• GIVEN REQUEST
Copy every record word for word.

□ □ □ □ □ □ □

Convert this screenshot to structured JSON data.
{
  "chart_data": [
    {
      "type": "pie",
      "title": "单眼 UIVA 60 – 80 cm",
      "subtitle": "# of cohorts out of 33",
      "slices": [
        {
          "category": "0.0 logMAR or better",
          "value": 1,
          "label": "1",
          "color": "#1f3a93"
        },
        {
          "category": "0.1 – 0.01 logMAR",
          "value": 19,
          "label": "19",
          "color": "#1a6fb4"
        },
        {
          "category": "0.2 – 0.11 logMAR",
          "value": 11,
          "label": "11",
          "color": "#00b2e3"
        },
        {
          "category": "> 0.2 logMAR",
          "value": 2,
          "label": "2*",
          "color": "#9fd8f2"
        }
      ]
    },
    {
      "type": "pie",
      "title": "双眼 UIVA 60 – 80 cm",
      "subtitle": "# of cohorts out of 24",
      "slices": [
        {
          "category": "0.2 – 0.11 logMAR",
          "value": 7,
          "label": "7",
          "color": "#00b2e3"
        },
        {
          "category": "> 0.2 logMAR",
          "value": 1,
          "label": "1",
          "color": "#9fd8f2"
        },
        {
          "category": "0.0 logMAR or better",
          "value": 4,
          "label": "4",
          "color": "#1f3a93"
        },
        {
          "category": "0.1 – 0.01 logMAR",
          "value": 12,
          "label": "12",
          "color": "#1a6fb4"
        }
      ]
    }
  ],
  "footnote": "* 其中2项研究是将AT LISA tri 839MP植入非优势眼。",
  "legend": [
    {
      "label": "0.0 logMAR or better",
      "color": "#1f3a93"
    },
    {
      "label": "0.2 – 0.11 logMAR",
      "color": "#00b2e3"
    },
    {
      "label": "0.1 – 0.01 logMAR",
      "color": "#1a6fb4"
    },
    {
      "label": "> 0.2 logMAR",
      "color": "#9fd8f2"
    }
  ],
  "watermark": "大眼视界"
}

□ □ □ □ □ □ □

• RESULT
Convert this screenshot to structured JSON data.
{
  "chart_data": [
    {
      "type": "pie",
      "title": "单眼 UIVA 60 – 80 cm",
      "subtitle": "# of cohorts out of 33",
      "slices": [
        {
          "category": "0.0 logMAR or better",
          "value": 1,
          "label": "1",
          "color": "#1f3a93"
        },
        {
          "category": "0.1 – 0.01 logMAR",
          "value": 19,
          "label": "19",
          "color": "#1a6fb4"
        },
        {
          "category": "0.2 – 0.11 logMAR",
          "value": 11,
          "label": "11",
          "color": "#00b2e3"
        },
        {
          "category": "> 0.2 logMAR",
          "value": 2,
          "label": "2*",
          "color": "#9fd8f2"
        }
      ]
    },
    {
      "type": "pie",
      "title": "双眼 UIVA 60 – 80 cm",
      "subtitle": "# of cohorts out of 24",
      "slices": [
        {
          "category": "0.2 – 0.11 logMAR",
          "value": 7,
          "label": "7",
          "color": "#00b2e3"
        },
        {
          "category": "> 0.2 logMAR",
          "value": 1,
          "label": "1",
          "color": "#9fd8f2"
        },
        {
          "category": "0.0 logMAR or better",
          "value": 4,
          "label": "4",
          "color": "#1f3a93"
        },
        {
          "category": "0.1 – 0.01 logMAR",
          "value": 12,
          "label": "12",
          "color": "#1a6fb4"
        }
      ]
    }
  ],
  "footnote": "* 其中2项研究是将AT LISA tri 839MP植入非优势眼。",
  "legend": [
    {
      "label": "0.0 logMAR or better",
      "color": "#1f3a93"
    },
    {
      "label": "0.2 – 0.11 logMAR",
      "color": "#00b2e3"
    },
    {
      "label": "0.1 – 0.01 logMAR",
      "color": "#1a6fb4"
    },
    {
      "label": "> 0.2 logMAR",
      "color": "#9fd8f2"
    }
  ],
  "watermark": "大眼视界"
}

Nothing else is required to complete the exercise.